> [MATERIAL TO PROCESS]
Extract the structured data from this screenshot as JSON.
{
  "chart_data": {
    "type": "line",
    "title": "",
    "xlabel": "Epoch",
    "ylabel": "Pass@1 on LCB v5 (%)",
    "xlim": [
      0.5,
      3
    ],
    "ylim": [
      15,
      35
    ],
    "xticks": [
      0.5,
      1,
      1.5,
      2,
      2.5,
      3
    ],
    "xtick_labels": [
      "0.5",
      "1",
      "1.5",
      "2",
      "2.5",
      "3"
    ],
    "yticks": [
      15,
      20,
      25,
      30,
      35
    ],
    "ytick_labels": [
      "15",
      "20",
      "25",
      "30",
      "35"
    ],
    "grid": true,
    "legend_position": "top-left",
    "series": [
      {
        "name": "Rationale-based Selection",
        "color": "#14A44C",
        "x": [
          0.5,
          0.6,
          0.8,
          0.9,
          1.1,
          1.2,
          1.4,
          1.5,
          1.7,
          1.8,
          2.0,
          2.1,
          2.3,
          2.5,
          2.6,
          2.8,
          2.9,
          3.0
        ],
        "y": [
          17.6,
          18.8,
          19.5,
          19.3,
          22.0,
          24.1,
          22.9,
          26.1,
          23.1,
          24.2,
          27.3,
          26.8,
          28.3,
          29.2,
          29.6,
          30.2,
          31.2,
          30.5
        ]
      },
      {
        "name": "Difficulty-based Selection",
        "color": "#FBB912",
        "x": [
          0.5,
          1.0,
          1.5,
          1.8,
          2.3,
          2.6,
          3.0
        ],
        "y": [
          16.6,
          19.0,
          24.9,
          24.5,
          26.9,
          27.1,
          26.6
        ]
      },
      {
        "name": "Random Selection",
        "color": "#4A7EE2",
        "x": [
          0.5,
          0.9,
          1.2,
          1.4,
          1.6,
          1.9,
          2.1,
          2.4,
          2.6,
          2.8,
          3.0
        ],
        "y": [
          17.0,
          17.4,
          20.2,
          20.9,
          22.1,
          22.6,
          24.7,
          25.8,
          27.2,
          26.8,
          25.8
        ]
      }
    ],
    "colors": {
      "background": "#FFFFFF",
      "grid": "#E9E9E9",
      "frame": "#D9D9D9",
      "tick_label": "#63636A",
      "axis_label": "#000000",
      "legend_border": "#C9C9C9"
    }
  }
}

> [THE TASK]
Output the entries verbatim.

> [THE RESULT]
Extract the structured data from this screenshot as JSON.
{
  "chart_data": {
    "type": "line",
    "title": "",
    "xlabel": "Epoch",
    "ylabel": "Pass@1 on LCB v5 (%)",
    "xlim": [
      0.5,
      3
    ],
    "ylim": [
      15,
      35
    ],
    "xticks": [
      0.5,
      1,
      1.5,
      2,
      2.5,
      3
    ],
    "xtick_labels": [
      "0.5",
      "1",
      "1.5",
      "2",
      "2.5",
      "3"
    ],
    "yticks": [
      15,
      20,
      25,
      30,
      35
    ],
    "ytick_labels": [
      "15",
      "20",
      "25",
      "30",
      "35"
    ],
    "grid": true,
    "legend_position": "top-left",
    "series": [
      {
        "name": "Rationale-based Selection",
        "color": "#14A44C",
        "x": [
          0.5,
          0.6,
          0.8,
          0.9,
          1.1,
          1.2,
          1.4,
          1.5,
          1.7,
          1.8,
          2.0,
          2.1,
          2.3,
          2.5,
          2.6,
          2.8,
          2.9,
          3.0
        ],
        "y": [
          17.6,
          18.8,
          19.5,
          19.3,
          22.0,
          24.1,
          22.9,
          26.1,
          23.1,
          24.2,
          27.3,
          26.8,
          28.3,
          29.2,
          29.6,
          30.2,
          31.2,
          30.5
        ]
      },
      {
        "name": "Difficulty-based Selection",
        "color": "#FBB912",
        "x": [
          0.5,
          1.0,
          1.5,
          1.8,
          2.3,
          2.6,
          3.0
        ],
        "y": [
          16.6,
          19.0,
          24.9,
          24.5,
          26.9,
          27.1,
          26.6
        ]
      },
      {
        "name": "Random Selection",
        "color": "#4A7EE2",
        "x": [
          0.5,
          0.9,
          1.2,
          1.4,
          1.6,
          1.9,
          2.1,
          2.4,
          2.6,
          2.8,
          3.0
        ],
        "y": [
          17.0,
          17.4,
          20.2,
          20.9,
          22.1,
          22.6,
          24.7,
          25.8,
          27.2,
          26.8,
          25.8
        ]
      }
    ],
    "colors": {
      "background": "#FFFFFF",
      "grid": "#E9E9E9",
      "frame": "#D9D9D9",
      "tick_label": "#63636A",
      "axis_label": "#000000",
      "legend_border": "#C9C9C9"
    }
  }
}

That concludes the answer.